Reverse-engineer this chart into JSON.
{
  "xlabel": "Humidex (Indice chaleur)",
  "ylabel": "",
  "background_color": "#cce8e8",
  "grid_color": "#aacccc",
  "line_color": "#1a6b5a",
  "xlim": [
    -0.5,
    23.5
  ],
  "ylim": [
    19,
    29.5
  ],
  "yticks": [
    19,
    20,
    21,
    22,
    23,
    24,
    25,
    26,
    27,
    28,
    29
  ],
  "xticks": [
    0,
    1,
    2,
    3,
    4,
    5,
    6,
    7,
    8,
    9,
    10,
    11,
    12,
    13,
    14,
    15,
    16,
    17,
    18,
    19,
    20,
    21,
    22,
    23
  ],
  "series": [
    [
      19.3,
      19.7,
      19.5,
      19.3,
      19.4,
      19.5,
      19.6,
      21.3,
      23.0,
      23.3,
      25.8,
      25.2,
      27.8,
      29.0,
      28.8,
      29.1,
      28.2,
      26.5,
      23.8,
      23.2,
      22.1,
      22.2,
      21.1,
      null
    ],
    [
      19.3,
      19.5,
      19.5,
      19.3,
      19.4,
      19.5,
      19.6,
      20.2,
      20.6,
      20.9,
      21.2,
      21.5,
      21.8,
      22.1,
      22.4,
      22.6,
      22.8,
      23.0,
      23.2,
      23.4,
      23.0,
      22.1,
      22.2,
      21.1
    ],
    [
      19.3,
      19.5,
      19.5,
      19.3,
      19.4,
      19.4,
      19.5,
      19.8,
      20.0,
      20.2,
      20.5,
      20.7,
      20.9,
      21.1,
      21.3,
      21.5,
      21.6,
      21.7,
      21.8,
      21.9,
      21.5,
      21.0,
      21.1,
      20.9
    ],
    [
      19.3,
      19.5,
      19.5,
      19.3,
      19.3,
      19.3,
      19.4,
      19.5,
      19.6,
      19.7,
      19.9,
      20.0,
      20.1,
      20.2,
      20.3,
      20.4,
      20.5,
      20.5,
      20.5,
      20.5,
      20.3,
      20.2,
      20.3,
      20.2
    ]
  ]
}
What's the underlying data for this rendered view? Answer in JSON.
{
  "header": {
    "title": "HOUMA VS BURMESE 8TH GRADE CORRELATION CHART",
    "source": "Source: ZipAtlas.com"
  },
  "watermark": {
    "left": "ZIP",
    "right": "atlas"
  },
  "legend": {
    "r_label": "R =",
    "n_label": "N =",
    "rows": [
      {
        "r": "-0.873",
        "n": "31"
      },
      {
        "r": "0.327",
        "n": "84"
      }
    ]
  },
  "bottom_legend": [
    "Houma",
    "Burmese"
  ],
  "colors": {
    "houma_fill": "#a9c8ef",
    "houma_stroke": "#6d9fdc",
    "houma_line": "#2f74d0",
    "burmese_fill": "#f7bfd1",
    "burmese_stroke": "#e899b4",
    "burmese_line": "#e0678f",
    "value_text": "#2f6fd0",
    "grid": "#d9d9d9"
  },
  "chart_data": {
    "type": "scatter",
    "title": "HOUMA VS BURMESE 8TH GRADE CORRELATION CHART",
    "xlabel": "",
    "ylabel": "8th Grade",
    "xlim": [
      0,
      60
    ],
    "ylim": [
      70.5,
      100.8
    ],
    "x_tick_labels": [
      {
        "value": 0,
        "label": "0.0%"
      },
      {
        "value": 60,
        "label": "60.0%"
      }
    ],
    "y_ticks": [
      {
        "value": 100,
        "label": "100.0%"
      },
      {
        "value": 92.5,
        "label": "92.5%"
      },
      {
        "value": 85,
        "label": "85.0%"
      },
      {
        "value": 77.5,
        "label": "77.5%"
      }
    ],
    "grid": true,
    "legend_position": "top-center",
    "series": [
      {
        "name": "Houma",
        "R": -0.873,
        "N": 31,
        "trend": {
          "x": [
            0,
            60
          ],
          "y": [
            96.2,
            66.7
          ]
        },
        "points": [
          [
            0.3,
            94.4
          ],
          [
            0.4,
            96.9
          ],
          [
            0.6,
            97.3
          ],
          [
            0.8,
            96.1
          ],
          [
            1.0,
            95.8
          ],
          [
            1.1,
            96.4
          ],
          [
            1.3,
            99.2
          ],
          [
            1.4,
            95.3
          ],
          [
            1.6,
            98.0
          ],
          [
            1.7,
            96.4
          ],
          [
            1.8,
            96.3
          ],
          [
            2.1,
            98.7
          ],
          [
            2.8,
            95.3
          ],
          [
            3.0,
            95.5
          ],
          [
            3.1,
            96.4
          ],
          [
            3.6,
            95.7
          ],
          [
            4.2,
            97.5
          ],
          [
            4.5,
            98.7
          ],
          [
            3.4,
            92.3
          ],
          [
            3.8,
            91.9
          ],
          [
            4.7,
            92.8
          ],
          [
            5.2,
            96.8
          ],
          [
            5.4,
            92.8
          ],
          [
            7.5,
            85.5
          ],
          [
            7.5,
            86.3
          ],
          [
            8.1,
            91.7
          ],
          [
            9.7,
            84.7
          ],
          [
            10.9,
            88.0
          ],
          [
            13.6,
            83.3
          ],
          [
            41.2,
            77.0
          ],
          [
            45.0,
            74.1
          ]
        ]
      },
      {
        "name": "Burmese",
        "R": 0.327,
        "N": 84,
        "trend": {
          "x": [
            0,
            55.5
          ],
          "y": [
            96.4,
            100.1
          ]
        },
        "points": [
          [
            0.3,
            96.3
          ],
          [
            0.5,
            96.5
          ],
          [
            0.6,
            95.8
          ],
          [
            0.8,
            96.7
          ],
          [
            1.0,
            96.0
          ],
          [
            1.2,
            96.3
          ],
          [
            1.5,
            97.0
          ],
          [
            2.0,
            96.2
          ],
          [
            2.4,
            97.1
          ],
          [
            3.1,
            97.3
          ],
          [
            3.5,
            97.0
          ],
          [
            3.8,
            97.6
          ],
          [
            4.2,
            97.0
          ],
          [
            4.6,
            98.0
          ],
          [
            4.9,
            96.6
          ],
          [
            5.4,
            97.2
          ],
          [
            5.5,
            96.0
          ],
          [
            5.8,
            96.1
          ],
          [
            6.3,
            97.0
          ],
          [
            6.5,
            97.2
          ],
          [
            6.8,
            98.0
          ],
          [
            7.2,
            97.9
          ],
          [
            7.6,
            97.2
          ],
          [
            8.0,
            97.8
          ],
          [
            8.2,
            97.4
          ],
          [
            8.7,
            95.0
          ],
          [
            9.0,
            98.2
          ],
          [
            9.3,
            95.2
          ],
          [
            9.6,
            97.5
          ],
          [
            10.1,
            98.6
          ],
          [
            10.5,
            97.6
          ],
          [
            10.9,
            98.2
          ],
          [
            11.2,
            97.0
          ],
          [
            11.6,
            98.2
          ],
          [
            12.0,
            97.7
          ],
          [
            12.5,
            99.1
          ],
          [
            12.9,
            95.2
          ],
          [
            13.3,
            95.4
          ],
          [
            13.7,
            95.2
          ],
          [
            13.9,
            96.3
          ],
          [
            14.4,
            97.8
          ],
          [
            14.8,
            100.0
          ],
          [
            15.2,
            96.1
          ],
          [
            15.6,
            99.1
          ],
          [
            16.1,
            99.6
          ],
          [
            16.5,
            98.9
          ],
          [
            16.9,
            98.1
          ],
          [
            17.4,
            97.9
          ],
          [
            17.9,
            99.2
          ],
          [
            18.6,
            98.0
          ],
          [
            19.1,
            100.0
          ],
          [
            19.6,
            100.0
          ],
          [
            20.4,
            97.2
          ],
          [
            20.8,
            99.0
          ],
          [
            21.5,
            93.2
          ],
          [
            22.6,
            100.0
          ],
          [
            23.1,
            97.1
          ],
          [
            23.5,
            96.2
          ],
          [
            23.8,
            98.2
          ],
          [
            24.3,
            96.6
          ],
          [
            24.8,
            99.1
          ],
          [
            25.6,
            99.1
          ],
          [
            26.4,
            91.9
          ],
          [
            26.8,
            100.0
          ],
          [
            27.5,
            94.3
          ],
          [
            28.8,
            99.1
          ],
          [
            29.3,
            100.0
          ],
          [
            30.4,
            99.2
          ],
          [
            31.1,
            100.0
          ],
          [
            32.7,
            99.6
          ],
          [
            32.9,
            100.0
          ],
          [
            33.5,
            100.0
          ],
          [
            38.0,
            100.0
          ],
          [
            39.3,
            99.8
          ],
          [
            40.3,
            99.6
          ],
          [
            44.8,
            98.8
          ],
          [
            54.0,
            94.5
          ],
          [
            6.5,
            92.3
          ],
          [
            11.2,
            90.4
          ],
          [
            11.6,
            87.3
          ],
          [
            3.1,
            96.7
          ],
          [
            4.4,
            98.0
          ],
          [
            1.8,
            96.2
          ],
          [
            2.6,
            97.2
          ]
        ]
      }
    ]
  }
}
§
How many of the listing's lines contain "this"? Respond with a single number and nothing else.

2